(Records from a dataset)
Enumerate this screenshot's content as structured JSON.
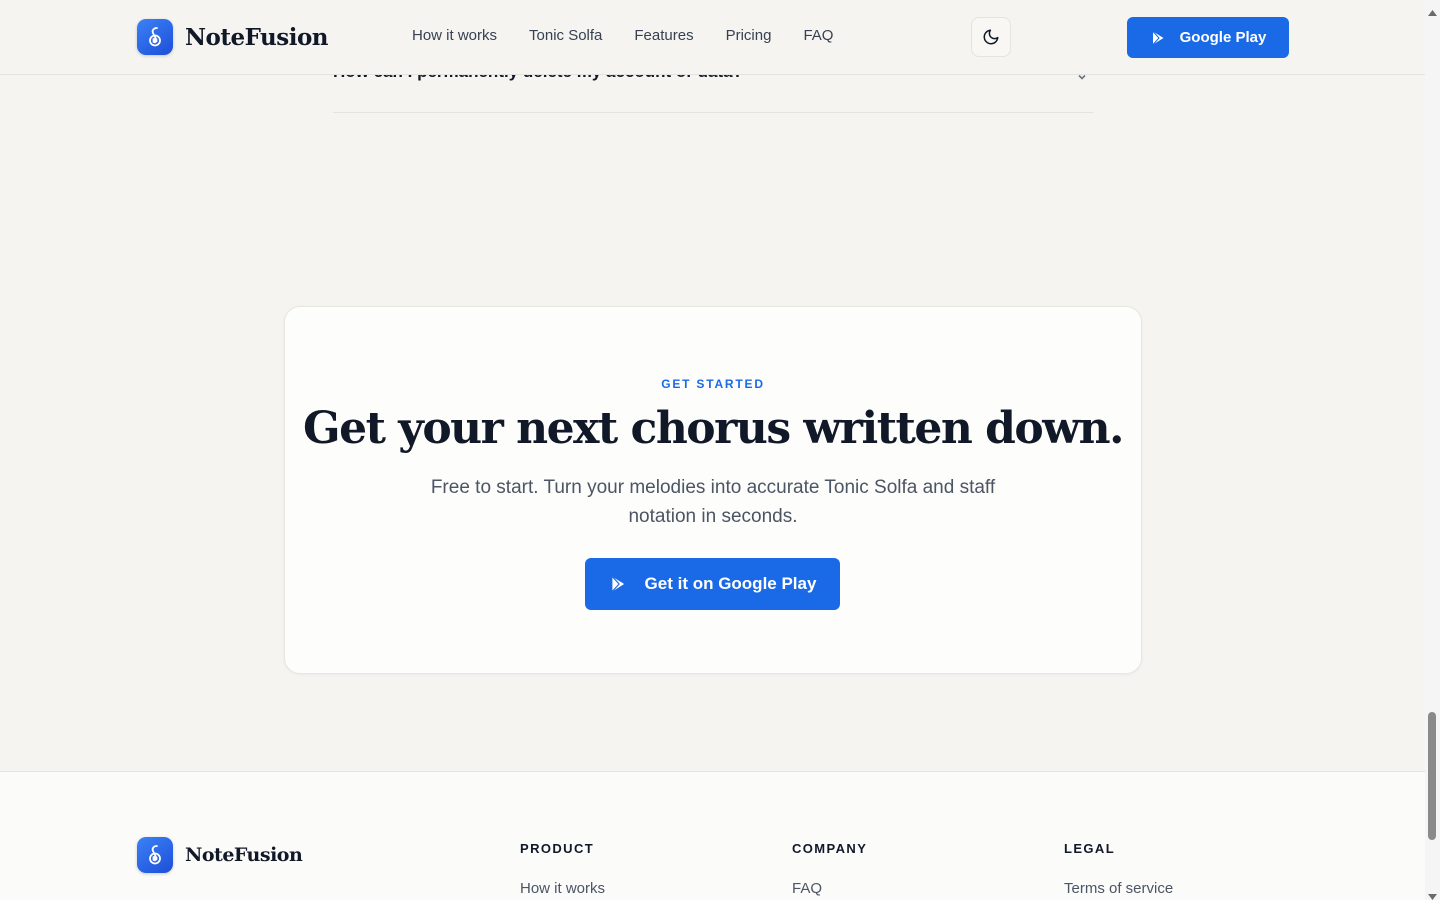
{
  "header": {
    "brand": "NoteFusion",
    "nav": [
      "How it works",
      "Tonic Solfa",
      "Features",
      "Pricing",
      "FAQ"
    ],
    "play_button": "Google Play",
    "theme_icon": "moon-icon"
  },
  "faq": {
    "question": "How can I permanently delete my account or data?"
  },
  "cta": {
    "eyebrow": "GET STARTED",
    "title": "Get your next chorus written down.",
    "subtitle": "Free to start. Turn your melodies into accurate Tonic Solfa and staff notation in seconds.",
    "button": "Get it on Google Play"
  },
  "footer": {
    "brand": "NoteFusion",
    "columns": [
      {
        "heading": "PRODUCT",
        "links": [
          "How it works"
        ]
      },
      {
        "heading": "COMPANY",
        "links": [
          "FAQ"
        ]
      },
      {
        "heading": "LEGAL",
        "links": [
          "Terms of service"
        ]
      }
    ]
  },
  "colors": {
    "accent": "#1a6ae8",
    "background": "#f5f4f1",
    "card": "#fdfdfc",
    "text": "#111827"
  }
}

=== Exercise task ===
Copy the records word for word, leaving no picture in the copy.

=== Solution for this task ===
Enumerate this screenshot's content as structured JSON.
{
  "header": {
    "brand": "NoteFusion",
    "nav": [
      "How it works",
      "Tonic Solfa",
      "Features",
      "Pricing",
      "FAQ"
    ],
    "play_button": "Google Play",
    "theme_icon": "moon-icon"
  },
  "faq": {
    "question": "How can I permanently delete my account or data?"
  },
  "cta": {
    "eyebrow": "GET STARTED",
    "title": "Get your next chorus written down.",
    "subtitle": "Free to start. Turn your melodies into accurate Tonic Solfa and staff notation in seconds.",
    "button": "Get it on Google Play"
  },
  "footer": {
    "brand": "NoteFusion",
    "columns": [
      {
        "heading": "PRODUCT",
        "links": [
          "How it works"
        ]
      },
      {
        "heading": "COMPANY",
        "links": [
          "FAQ"
        ]
      },
      {
        "heading": "LEGAL",
        "links": [
          "Terms of service"
        ]
      }
    ]
  },
  "colors": {
    "accent": "#1a6ae8",
    "background": "#f5f4f1",
    "card": "#fdfdfc",
    "text": "#111827"
  }
}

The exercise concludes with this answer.